### Requirements
Where does the string "Brücke" appear? Copy every line of the entries below that holds it.

### Records to use
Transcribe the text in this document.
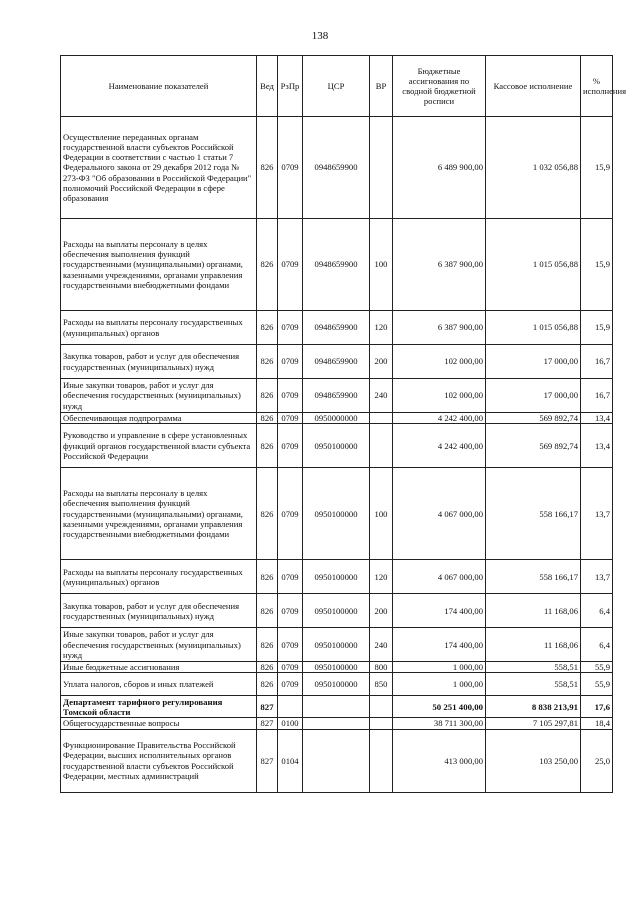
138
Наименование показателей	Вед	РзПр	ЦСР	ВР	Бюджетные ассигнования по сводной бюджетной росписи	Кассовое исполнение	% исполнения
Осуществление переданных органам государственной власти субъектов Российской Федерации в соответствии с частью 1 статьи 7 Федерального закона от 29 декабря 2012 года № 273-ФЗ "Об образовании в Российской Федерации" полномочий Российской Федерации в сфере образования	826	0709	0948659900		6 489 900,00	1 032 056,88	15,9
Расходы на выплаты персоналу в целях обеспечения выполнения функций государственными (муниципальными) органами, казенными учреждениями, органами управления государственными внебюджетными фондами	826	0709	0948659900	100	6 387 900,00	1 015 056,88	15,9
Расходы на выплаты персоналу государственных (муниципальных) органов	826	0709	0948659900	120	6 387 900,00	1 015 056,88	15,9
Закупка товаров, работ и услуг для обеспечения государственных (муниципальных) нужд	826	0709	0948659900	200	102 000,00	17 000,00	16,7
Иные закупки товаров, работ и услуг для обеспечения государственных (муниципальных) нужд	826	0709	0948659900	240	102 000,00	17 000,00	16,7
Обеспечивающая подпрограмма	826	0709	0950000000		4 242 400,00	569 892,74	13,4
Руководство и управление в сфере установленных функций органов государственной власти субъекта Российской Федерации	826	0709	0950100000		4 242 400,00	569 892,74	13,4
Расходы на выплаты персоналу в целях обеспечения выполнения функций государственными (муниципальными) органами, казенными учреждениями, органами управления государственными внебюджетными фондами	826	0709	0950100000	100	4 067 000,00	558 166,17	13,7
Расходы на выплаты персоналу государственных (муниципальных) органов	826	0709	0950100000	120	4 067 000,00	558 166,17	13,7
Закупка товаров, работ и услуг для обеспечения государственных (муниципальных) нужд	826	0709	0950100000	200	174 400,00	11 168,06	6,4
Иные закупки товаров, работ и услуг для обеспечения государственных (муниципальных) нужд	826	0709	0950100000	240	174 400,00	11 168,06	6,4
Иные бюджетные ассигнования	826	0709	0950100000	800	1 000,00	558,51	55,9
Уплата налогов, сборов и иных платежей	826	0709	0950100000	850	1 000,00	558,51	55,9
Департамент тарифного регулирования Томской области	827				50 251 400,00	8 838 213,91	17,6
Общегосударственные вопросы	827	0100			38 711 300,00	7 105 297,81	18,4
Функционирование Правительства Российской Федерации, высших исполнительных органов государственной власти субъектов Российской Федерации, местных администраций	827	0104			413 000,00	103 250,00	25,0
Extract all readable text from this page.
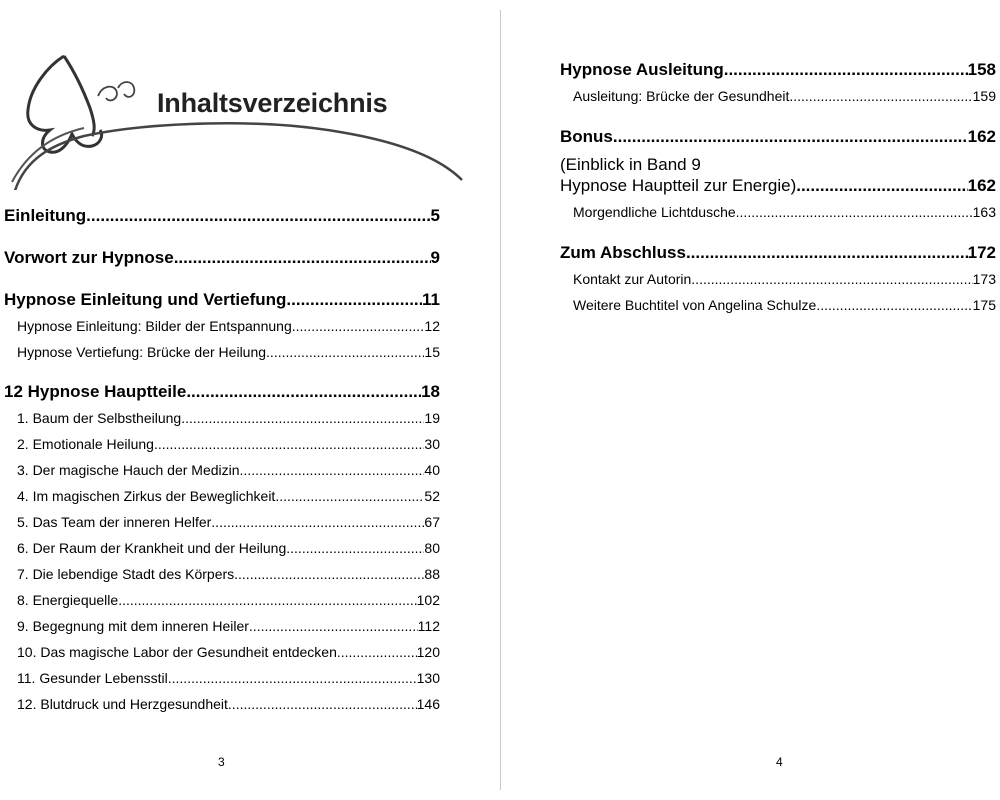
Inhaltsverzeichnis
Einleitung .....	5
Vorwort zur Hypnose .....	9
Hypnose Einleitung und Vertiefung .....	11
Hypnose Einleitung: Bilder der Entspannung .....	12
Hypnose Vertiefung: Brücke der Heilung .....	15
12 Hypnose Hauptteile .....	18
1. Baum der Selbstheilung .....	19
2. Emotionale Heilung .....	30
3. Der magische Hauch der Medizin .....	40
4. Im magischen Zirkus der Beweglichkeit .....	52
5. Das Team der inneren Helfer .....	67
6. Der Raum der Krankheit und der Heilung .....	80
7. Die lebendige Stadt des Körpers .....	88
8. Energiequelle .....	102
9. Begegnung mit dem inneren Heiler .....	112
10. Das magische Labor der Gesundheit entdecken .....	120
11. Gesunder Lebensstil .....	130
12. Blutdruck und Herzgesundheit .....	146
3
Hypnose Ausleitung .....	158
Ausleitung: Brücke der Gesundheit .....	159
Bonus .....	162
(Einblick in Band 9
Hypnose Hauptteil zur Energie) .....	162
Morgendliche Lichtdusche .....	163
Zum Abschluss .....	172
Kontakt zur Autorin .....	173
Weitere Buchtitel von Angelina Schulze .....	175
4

### Written solution
Hypnose Vertiefung: Brücke der Heilung .....	15
Ausleitung: Brücke der Gesundheit .....	159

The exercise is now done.